▶ INSTRUCTIONS FOR THE TASK: Scan the listing below and copy every line holding "direction".

Chart and figure data
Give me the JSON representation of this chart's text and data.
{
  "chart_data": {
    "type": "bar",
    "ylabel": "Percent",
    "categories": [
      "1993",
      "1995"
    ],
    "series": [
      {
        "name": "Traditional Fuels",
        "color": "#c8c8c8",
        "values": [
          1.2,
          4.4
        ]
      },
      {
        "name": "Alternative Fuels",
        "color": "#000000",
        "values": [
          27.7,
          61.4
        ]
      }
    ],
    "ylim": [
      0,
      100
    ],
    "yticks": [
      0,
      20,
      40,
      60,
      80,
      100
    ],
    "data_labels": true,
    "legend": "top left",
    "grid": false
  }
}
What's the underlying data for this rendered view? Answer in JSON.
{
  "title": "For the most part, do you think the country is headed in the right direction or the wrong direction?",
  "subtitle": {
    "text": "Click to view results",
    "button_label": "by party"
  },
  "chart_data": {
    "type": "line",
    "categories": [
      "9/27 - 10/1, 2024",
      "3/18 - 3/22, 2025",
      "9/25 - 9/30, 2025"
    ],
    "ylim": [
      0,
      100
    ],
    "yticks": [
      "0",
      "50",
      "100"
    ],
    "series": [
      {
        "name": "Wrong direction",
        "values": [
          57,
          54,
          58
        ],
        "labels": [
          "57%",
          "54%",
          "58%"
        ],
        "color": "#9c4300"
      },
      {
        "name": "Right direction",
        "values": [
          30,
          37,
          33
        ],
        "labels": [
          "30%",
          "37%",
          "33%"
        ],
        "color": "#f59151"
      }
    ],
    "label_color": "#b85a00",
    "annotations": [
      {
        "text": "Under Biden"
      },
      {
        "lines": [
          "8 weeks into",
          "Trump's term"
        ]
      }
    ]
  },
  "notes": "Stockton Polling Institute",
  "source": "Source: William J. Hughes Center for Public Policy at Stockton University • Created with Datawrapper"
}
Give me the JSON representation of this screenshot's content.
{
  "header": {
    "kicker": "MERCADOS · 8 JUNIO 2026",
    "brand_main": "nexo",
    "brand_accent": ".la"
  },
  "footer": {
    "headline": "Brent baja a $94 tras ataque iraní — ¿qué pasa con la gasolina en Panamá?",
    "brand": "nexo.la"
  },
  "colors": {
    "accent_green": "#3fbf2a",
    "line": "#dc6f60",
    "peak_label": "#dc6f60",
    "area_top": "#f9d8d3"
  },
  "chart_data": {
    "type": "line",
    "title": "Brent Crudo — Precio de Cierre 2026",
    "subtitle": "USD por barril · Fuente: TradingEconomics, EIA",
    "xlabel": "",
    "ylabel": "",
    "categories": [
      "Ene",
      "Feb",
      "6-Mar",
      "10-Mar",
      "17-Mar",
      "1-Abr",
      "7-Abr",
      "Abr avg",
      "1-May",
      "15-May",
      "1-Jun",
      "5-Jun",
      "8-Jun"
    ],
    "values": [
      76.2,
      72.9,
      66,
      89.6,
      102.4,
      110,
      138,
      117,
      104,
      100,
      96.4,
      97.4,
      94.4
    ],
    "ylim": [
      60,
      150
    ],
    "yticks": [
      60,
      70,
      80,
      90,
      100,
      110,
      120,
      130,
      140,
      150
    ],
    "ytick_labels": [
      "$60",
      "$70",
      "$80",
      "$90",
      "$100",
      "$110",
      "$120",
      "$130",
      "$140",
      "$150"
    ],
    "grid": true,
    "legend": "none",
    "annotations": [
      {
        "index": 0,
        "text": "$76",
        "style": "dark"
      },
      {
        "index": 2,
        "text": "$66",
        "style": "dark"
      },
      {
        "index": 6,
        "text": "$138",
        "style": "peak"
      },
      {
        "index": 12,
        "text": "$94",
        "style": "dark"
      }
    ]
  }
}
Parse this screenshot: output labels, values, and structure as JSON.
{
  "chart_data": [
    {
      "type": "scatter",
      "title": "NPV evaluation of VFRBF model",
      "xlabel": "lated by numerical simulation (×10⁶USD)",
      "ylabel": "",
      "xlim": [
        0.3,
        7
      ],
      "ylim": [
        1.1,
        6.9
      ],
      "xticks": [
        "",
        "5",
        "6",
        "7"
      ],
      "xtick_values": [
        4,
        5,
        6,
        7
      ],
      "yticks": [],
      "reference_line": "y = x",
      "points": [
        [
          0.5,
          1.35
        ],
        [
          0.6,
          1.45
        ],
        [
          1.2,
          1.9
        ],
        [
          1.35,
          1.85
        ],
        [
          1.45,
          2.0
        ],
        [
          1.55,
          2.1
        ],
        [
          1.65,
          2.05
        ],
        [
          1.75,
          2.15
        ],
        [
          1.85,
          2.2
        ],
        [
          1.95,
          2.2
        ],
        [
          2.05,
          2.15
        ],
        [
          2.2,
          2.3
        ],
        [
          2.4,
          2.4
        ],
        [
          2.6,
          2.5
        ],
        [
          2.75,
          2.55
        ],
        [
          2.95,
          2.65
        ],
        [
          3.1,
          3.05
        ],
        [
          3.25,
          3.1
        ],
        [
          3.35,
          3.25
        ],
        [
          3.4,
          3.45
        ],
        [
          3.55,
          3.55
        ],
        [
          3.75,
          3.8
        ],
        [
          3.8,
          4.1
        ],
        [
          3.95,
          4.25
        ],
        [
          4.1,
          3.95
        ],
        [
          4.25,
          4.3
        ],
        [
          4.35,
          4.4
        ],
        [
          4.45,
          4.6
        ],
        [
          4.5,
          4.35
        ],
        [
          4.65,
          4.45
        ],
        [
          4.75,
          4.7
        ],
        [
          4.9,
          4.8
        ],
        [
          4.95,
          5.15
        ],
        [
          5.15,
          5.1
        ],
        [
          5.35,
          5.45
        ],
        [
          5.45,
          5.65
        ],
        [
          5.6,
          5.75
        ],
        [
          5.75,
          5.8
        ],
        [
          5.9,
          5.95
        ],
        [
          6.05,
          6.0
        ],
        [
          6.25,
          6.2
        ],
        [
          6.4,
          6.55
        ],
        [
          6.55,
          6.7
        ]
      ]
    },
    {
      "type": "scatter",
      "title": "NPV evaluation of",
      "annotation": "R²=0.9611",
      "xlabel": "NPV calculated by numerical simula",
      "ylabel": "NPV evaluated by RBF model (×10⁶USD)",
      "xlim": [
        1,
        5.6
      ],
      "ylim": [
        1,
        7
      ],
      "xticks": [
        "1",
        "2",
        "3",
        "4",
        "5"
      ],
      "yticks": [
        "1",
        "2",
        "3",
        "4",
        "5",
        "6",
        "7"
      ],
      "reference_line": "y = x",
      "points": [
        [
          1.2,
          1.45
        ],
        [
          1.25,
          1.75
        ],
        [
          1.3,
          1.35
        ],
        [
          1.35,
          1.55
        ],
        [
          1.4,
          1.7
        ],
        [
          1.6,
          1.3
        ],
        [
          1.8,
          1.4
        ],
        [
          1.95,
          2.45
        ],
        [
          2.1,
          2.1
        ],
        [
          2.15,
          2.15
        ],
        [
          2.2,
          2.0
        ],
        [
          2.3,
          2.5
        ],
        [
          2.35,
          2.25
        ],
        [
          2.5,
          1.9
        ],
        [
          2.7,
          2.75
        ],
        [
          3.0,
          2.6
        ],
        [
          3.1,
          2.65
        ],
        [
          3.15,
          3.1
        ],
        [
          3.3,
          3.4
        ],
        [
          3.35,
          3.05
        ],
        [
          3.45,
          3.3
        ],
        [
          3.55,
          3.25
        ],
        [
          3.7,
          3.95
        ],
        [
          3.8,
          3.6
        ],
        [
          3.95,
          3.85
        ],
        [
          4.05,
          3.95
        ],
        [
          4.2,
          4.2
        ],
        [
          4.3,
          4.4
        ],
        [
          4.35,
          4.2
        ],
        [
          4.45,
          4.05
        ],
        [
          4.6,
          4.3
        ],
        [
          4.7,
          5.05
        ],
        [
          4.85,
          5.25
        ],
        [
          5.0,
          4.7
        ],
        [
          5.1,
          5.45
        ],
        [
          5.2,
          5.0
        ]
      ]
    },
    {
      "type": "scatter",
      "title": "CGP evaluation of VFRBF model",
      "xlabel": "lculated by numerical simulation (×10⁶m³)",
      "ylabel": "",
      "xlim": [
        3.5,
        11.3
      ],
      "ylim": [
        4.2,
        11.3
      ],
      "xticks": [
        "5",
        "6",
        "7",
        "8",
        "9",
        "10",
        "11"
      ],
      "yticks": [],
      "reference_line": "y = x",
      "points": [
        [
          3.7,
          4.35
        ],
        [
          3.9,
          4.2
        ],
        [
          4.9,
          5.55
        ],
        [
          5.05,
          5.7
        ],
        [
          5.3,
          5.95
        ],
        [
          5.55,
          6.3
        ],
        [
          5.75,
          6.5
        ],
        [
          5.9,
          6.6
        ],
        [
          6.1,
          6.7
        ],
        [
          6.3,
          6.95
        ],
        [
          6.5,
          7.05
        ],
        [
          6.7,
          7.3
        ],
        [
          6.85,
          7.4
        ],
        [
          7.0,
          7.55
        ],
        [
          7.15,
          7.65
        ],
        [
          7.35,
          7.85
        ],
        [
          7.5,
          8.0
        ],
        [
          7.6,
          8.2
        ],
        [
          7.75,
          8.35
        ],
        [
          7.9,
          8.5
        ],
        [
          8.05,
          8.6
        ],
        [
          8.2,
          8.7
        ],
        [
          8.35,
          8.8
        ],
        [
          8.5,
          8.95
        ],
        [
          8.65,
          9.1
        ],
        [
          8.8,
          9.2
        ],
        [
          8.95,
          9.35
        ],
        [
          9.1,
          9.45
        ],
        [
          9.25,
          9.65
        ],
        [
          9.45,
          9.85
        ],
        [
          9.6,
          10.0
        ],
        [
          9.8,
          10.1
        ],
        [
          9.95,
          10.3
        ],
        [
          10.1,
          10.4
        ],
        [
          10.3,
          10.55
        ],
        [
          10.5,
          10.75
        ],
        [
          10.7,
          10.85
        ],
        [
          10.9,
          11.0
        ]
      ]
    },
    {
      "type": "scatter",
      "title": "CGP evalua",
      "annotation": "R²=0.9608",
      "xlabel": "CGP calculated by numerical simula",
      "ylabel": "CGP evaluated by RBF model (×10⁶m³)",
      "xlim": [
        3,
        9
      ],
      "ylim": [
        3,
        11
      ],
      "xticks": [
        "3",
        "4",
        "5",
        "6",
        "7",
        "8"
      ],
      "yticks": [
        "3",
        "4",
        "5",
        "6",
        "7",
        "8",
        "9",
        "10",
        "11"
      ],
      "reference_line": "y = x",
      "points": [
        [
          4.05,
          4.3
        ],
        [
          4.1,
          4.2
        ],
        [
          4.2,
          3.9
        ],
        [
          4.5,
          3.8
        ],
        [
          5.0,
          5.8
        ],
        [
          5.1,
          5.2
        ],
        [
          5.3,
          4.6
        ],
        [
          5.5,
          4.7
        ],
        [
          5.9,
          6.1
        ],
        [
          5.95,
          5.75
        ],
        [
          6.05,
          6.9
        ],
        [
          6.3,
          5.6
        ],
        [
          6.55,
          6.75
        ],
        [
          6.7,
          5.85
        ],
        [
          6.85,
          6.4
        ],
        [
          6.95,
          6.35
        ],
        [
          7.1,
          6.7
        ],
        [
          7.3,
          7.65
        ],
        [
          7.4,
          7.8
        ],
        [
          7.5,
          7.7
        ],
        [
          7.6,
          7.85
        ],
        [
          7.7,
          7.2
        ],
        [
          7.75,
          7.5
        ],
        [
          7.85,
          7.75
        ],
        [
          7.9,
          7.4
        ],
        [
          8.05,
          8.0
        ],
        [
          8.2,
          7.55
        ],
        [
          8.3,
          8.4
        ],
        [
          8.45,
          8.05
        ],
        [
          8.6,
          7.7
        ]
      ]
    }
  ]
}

▶ THE OUTPUT:
  "title": "For the most part, do you think the country is headed in the right direction or the wrong direction?",
        "name": "Wrong direction",
        "name": "Right direction",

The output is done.